--- Start Data records ---

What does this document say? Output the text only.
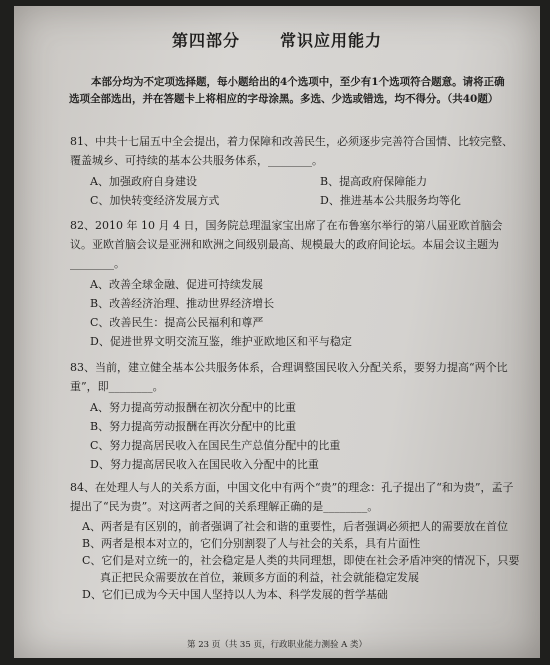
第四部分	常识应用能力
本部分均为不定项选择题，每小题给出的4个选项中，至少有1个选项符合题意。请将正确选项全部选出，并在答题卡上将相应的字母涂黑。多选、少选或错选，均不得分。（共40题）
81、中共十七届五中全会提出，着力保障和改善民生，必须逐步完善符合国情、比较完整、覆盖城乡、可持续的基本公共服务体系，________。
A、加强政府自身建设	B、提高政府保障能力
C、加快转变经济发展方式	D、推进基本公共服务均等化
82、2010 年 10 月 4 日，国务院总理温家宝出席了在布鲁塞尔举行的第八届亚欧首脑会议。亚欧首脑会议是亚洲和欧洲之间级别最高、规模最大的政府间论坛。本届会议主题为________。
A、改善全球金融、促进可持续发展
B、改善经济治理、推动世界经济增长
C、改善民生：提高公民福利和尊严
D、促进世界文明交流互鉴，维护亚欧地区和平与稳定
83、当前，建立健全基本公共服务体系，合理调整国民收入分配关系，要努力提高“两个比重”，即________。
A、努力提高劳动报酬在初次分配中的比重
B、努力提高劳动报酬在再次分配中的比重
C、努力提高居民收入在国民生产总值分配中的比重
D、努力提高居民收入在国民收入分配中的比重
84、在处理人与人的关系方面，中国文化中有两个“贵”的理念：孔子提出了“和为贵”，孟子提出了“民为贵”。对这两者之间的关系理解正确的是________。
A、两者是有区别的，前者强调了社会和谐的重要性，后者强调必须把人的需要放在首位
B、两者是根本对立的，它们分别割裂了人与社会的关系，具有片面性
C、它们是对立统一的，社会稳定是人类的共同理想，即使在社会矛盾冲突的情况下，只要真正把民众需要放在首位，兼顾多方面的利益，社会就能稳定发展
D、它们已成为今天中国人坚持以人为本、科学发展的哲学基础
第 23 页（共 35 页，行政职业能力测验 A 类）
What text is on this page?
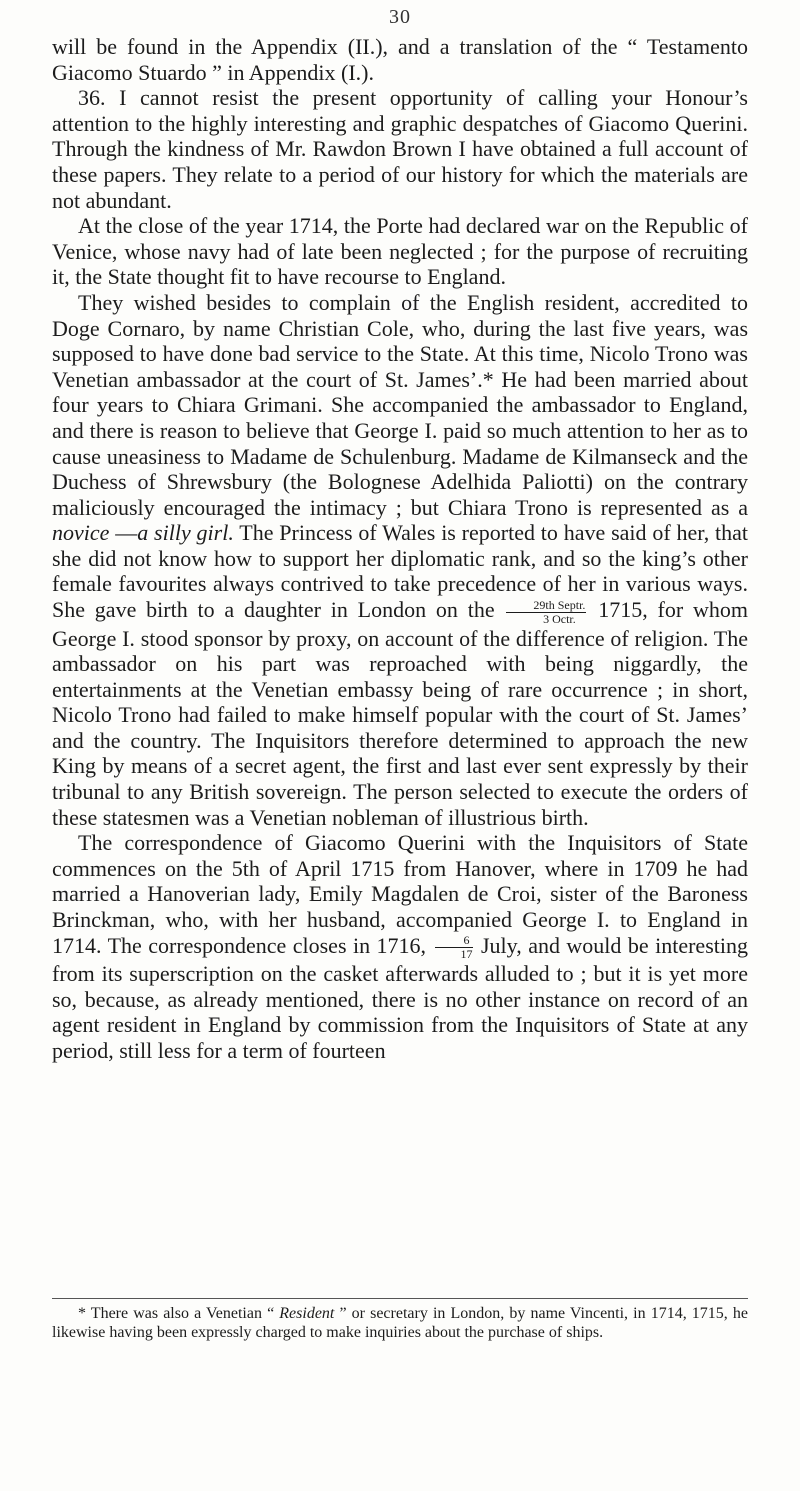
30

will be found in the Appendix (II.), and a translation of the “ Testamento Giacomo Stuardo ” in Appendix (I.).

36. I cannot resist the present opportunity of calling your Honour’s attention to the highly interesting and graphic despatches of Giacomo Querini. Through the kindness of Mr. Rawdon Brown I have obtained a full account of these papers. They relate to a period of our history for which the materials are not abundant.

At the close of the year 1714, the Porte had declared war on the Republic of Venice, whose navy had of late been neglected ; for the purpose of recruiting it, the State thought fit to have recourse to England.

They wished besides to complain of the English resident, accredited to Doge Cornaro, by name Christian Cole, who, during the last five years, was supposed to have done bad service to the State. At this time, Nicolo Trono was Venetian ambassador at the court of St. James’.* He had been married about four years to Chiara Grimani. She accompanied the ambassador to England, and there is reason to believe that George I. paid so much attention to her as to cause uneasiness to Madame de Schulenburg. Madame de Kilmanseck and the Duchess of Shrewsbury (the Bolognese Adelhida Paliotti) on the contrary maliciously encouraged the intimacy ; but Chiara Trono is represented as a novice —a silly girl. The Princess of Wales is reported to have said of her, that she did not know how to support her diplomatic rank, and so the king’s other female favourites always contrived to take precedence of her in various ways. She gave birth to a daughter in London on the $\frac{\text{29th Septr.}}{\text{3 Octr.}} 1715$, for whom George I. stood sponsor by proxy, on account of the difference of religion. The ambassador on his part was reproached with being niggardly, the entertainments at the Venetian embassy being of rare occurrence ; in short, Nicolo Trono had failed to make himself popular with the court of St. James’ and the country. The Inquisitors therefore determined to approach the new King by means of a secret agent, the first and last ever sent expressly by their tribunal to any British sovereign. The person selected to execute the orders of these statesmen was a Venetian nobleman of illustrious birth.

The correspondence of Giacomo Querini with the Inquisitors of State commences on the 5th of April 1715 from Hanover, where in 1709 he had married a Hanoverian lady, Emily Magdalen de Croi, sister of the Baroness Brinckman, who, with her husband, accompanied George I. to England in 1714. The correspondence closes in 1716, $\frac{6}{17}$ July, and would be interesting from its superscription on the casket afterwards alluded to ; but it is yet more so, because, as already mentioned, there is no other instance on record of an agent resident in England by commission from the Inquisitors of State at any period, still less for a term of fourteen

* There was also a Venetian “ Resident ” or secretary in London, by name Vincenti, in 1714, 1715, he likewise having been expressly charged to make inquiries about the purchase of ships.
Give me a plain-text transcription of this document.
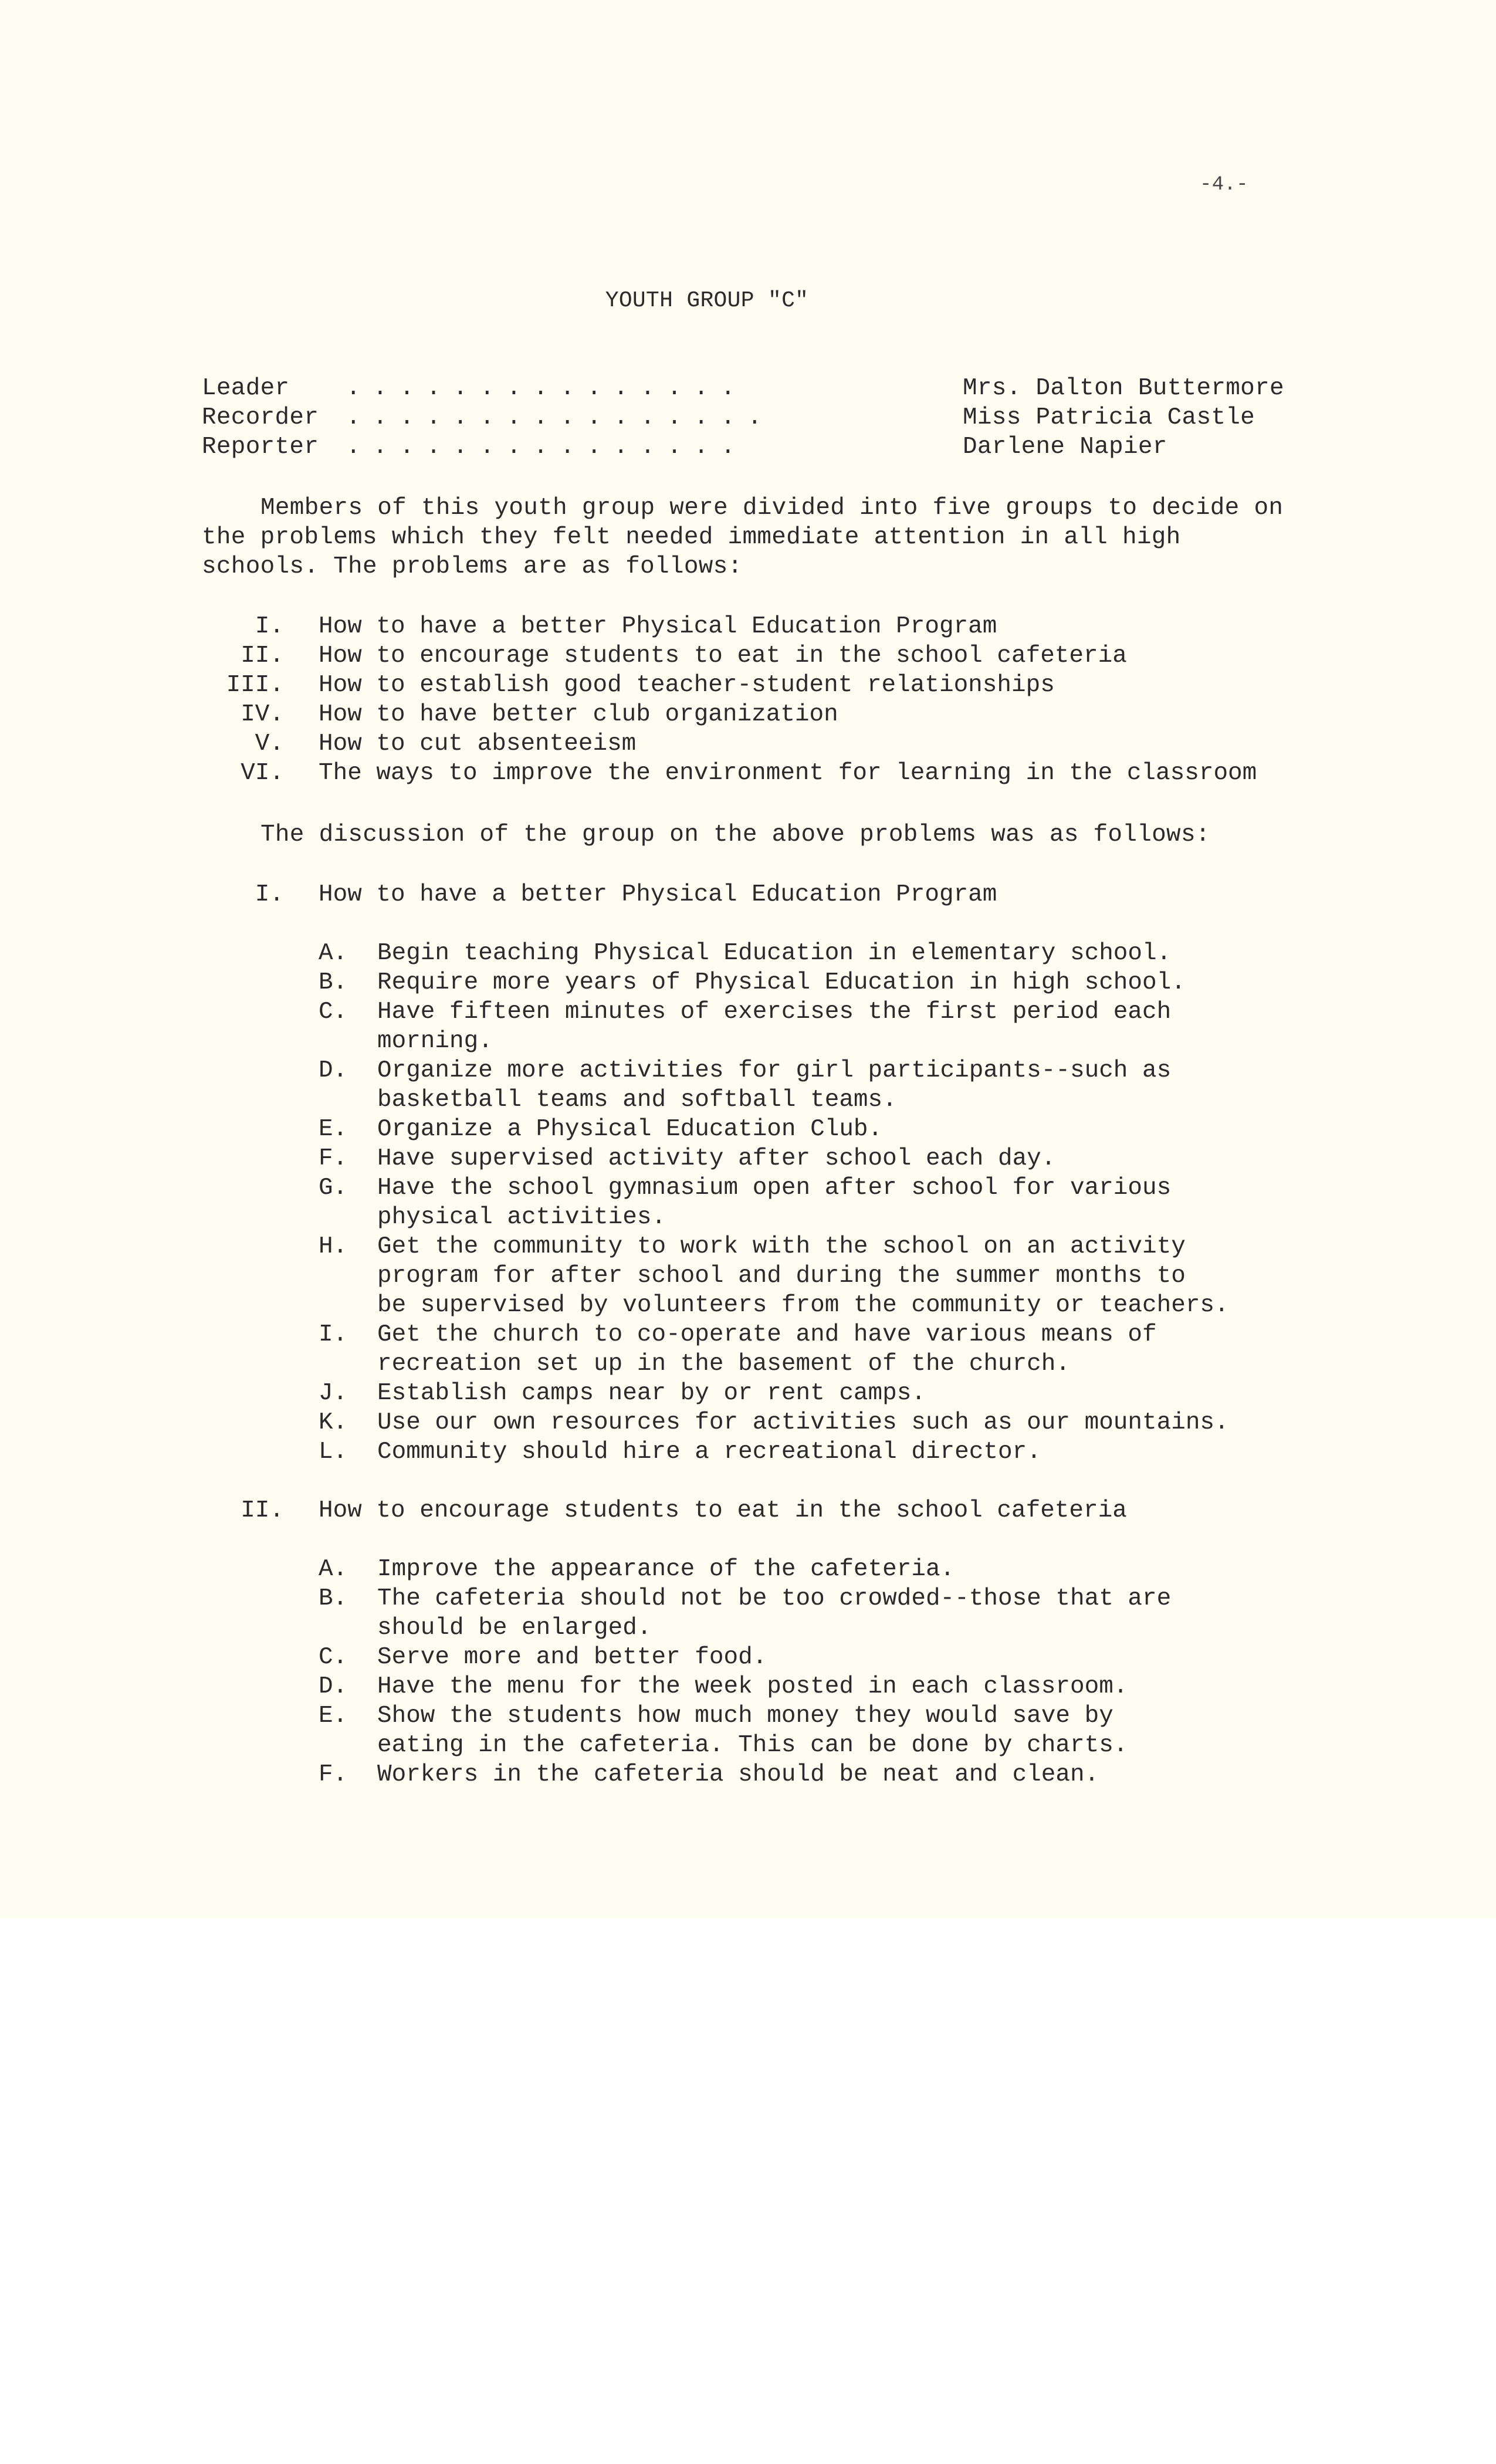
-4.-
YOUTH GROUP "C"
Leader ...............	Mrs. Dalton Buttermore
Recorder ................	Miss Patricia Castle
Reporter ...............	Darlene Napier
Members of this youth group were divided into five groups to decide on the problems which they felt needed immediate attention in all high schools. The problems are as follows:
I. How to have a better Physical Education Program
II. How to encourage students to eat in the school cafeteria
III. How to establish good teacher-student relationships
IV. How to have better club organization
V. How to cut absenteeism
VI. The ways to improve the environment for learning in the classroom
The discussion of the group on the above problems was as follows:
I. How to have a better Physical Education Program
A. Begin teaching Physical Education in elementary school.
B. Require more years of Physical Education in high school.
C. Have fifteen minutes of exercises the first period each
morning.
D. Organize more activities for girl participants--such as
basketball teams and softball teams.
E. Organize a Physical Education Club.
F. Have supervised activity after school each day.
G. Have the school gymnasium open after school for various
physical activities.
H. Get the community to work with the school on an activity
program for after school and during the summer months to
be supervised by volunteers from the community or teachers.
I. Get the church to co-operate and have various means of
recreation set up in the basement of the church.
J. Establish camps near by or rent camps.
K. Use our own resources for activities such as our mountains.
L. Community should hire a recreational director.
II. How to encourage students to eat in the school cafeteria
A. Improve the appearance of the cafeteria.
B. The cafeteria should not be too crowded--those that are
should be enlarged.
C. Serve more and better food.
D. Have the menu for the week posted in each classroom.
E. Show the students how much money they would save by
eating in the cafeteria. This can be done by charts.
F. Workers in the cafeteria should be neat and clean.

--- End Data records ---

◆ What to produce
Take every line from the data above that holds "follows" and copy it out.

◆ Task answer
Members of this youth group were divided into five groups to decide on the problems which they felt needed immediate attention in all high schools. The problems are as follows:
The discussion of the group on the above problems was as follows:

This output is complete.